━━━ Data supplied
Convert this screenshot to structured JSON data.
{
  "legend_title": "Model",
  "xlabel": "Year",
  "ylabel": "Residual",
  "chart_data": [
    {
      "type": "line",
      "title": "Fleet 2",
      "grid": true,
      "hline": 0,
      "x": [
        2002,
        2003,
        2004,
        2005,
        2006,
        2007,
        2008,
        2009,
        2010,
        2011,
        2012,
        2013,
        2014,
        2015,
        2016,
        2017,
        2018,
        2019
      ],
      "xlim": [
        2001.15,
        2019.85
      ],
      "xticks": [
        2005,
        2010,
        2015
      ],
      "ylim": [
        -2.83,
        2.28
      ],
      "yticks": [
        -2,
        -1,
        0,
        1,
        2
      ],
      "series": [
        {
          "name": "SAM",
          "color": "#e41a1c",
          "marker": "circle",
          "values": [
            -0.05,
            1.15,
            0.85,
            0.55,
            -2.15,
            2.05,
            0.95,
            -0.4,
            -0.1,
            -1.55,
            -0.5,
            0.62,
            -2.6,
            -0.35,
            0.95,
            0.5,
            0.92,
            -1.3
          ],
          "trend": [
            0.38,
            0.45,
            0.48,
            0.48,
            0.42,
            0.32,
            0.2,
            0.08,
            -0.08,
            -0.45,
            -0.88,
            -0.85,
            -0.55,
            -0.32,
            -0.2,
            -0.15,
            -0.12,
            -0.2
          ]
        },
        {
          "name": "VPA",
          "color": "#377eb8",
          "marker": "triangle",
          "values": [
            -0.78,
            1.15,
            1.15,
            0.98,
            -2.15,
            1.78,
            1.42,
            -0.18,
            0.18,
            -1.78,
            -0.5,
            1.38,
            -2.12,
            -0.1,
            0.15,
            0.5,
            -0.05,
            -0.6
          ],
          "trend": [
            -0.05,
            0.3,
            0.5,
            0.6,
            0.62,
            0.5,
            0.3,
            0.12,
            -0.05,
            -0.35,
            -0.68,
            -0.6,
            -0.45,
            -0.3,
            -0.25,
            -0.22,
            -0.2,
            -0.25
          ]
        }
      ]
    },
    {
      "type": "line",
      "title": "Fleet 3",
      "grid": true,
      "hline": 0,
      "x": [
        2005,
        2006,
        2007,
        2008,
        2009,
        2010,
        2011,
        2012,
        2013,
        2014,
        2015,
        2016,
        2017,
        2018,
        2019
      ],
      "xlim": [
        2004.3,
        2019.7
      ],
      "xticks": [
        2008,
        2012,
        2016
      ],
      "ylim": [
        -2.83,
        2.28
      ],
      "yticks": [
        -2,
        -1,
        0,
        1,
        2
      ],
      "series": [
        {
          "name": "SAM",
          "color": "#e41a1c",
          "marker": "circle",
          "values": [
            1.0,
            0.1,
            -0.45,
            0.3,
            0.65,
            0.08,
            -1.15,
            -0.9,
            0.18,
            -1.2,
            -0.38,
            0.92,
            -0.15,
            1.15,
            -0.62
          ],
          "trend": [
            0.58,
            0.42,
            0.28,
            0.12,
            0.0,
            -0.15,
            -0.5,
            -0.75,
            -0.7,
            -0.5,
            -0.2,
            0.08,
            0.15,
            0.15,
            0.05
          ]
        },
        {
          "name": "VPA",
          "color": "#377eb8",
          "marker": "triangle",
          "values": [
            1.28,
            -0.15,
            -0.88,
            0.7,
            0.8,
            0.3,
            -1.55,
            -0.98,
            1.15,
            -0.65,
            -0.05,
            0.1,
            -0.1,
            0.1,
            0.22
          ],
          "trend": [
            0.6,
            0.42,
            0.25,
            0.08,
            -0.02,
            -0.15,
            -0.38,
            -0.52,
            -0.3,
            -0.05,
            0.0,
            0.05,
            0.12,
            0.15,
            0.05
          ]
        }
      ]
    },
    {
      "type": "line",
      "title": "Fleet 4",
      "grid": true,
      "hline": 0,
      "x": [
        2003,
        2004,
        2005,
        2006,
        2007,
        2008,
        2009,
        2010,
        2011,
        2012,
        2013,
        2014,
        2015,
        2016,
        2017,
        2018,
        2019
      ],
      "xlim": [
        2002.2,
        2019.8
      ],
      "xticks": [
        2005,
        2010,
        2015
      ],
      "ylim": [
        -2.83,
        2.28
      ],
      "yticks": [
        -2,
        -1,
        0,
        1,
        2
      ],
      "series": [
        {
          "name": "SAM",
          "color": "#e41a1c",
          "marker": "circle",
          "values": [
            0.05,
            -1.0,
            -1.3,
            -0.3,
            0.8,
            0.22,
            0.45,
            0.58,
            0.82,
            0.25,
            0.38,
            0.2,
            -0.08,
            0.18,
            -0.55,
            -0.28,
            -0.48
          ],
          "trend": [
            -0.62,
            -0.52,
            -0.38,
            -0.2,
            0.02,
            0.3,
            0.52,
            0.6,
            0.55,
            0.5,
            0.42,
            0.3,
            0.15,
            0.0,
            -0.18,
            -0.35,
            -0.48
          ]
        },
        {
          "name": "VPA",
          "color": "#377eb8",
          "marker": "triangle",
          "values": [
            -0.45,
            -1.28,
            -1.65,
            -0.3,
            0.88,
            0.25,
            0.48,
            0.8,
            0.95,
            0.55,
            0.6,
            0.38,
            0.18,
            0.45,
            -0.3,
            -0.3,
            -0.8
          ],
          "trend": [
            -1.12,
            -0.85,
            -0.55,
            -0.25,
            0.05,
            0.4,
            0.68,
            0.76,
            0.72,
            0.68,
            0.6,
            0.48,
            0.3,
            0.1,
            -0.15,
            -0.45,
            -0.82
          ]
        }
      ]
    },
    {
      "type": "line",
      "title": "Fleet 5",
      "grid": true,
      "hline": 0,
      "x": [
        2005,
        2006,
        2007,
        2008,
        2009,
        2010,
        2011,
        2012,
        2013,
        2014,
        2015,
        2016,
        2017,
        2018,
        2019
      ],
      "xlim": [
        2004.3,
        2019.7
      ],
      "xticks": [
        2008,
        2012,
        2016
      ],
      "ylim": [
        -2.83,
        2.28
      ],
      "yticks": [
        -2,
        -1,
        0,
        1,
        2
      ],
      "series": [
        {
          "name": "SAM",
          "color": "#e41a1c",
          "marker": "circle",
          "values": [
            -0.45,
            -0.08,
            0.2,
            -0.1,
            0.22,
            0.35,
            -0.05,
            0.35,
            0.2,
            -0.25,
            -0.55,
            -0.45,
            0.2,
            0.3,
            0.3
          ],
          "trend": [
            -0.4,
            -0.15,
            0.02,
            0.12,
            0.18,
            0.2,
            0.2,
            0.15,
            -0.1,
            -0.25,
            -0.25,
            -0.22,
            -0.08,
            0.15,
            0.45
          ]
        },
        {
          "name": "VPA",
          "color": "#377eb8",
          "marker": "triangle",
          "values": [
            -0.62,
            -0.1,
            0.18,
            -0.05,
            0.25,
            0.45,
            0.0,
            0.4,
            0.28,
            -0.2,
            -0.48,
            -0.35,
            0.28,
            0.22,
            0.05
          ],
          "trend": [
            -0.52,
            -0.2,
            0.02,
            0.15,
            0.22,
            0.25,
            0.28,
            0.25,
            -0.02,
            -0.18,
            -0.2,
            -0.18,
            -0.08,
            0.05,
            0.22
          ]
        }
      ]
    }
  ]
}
━━━━━━
Set problem —
Copy every line of the material, please, keeping it exactly the same.

Result below —
Convert this screenshot to structured JSON data.
{
  "legend_title": "Model",
  "xlabel": "Year",
  "ylabel": "Residual",
  "chart_data": [
    {
      "type": "line",
      "title": "Fleet 2",
      "grid": true,
      "hline": 0,
      "x": [
        2002,
        2003,
        2004,
        2005,
        2006,
        2007,
        2008,
        2009,
        2010,
        2011,
        2012,
        2013,
        2014,
        2015,
        2016,
        2017,
        2018,
        2019
      ],
      "xlim": [
        2001.15,
        2019.85
      ],
      "xticks": [
        2005,
        2010,
        2015
      ],
      "ylim": [
        -2.83,
        2.28
      ],
      "yticks": [
        -2,
        -1,
        0,
        1,
        2
      ],
      "series": [
        {
          "name": "SAM",
          "color": "#e41a1c",
          "marker": "circle",
          "values": [
            -0.05,
            1.15,
            0.85,
            0.55,
            -2.15,
            2.05,
            0.95,
            -0.4,
            -0.1,
            -1.55,
            -0.5,
            0.62,
            -2.6,
            -0.35,
            0.95,
            0.5,
            0.92,
            -1.3
          ],
          "trend": [
            0.38,
            0.45,
            0.48,
            0.48,
            0.42,
            0.32,
            0.2,
            0.08,
            -0.08,
            -0.45,
            -0.88,
            -0.85,
            -0.55,
            -0.32,
            -0.2,
            -0.15,
            -0.12,
            -0.2
          ]
        },
        {
          "name": "VPA",
          "color": "#377eb8",
          "marker": "triangle",
          "values": [
            -0.78,
            1.15,
            1.15,
            0.98,
            -2.15,
            1.78,
            1.42,
            -0.18,
            0.18,
            -1.78,
            -0.5,
            1.38,
            -2.12,
            -0.1,
            0.15,
            0.5,
            -0.05,
            -0.6
          ],
          "trend": [
            -0.05,
            0.3,
            0.5,
            0.6,
            0.62,
            0.5,
            0.3,
            0.12,
            -0.05,
            -0.35,
            -0.68,
            -0.6,
            -0.45,
            -0.3,
            -0.25,
            -0.22,
            -0.2,
            -0.25
          ]
        }
      ]
    },
    {
      "type": "line",
      "title": "Fleet 3",
      "grid": true,
      "hline": 0,
      "x": [
        2005,
        2006,
        2007,
        2008,
        2009,
        2010,
        2011,
        2012,
        2013,
        2014,
        2015,
        2016,
        2017,
        2018,
        2019
      ],
      "xlim": [
        2004.3,
        2019.7
      ],
      "xticks": [
        2008,
        2012,
        2016
      ],
      "ylim": [
        -2.83,
        2.28
      ],
      "yticks": [
        -2,
        -1,
        0,
        1,
        2
      ],
      "series": [
        {
          "name": "SAM",
          "color": "#e41a1c",
          "marker": "circle",
          "values": [
            1.0,
            0.1,
            -0.45,
            0.3,
            0.65,
            0.08,
            -1.15,
            -0.9,
            0.18,
            -1.2,
            -0.38,
            0.92,
            -0.15,
            1.15,
            -0.62
          ],
          "trend": [
            0.58,
            0.42,
            0.28,
            0.12,
            0.0,
            -0.15,
            -0.5,
            -0.75,
            -0.7,
            -0.5,
            -0.2,
            0.08,
            0.15,
            0.15,
            0.05
          ]
        },
        {
          "name": "VPA",
          "color": "#377eb8",
          "marker": "triangle",
          "values": [
            1.28,
            -0.15,
            -0.88,
            0.7,
            0.8,
            0.3,
            -1.55,
            -0.98,
            1.15,
            -0.65,
            -0.05,
            0.1,
            -0.1,
            0.1,
            0.22
          ],
          "trend": [
            0.6,
            0.42,
            0.25,
            0.08,
            -0.02,
            -0.15,
            -0.38,
            -0.52,
            -0.3,
            -0.05,
            0.0,
            0.05,
            0.12,
            0.15,
            0.05
          ]
        }
      ]
    },
    {
      "type": "line",
      "title": "Fleet 4",
      "grid": true,
      "hline": 0,
      "x": [
        2003,
        2004,
        2005,
        2006,
        2007,
        2008,
        2009,
        2010,
        2011,
        2012,
        2013,
        2014,
        2015,
        2016,
        2017,
        2018,
        2019
      ],
      "xlim": [
        2002.2,
        2019.8
      ],
      "xticks": [
        2005,
        2010,
        2015
      ],
      "ylim": [
        -2.83,
        2.28
      ],
      "yticks": [
        -2,
        -1,
        0,
        1,
        2
      ],
      "series": [
        {
          "name": "SAM",
          "color": "#e41a1c",
          "marker": "circle",
          "values": [
            0.05,
            -1.0,
            -1.3,
            -0.3,
            0.8,
            0.22,
            0.45,
            0.58,
            0.82,
            0.25,
            0.38,
            0.2,
            -0.08,
            0.18,
            -0.55,
            -0.28,
            -0.48
          ],
          "trend": [
            -0.62,
            -0.52,
            -0.38,
            -0.2,
            0.02,
            0.3,
            0.52,
            0.6,
            0.55,
            0.5,
            0.42,
            0.3,
            0.15,
            0.0,
            -0.18,
            -0.35,
            -0.48
          ]
        },
        {
          "name": "VPA",
          "color": "#377eb8",
          "marker": "triangle",
          "values": [
            -0.45,
            -1.28,
            -1.65,
            -0.3,
            0.88,
            0.25,
            0.48,
            0.8,
            0.95,
            0.55,
            0.6,
            0.38,
            0.18,
            0.45,
            -0.3,
            -0.3,
            -0.8
          ],
          "trend": [
            -1.12,
            -0.85,
            -0.55,
            -0.25,
            0.05,
            0.4,
            0.68,
            0.76,
            0.72,
            0.68,
            0.6,
            0.48,
            0.3,
            0.1,
            -0.15,
            -0.45,
            -0.82
          ]
        }
      ]
    },
    {
      "type": "line",
      "title": "Fleet 5",
      "grid": true,
      "hline": 0,
      "x": [
        2005,
        2006,
        2007,
        2008,
        2009,
        2010,
        2011,
        2012,
        2013,
        2014,
        2015,
        2016,
        2017,
        2018,
        2019
      ],
      "xlim": [
        2004.3,
        2019.7
      ],
      "xticks": [
        2008,
        2012,
        2016
      ],
      "ylim": [
        -2.83,
        2.28
      ],
      "yticks": [
        -2,
        -1,
        0,
        1,
        2
      ],
      "series": [
        {
          "name": "SAM",
          "color": "#e41a1c",
          "marker": "circle",
          "values": [
            -0.45,
            -0.08,
            0.2,
            -0.1,
            0.22,
            0.35,
            -0.05,
            0.35,
            0.2,
            -0.25,
            -0.55,
            -0.45,
            0.2,
            0.3,
            0.3
          ],
          "trend": [
            -0.4,
            -0.15,
            0.02,
            0.12,
            0.18,
            0.2,
            0.2,
            0.15,
            -0.1,
            -0.25,
            -0.25,
            -0.22,
            -0.08,
            0.15,
            0.45
          ]
        },
        {
          "name": "VPA",
          "color": "#377eb8",
          "marker": "triangle",
          "values": [
            -0.62,
            -0.1,
            0.18,
            -0.05,
            0.25,
            0.45,
            0.0,
            0.4,
            0.28,
            -0.2,
            -0.48,
            -0.35,
            0.28,
            0.22,
            0.05
          ],
          "trend": [
            -0.52,
            -0.2,
            0.02,
            0.15,
            0.22,
            0.25,
            0.28,
            0.25,
            -0.02,
            -0.18,
            -0.2,
            -0.18,
            -0.08,
            0.05,
            0.22
          ]
        }
      ]
    }
  ]
}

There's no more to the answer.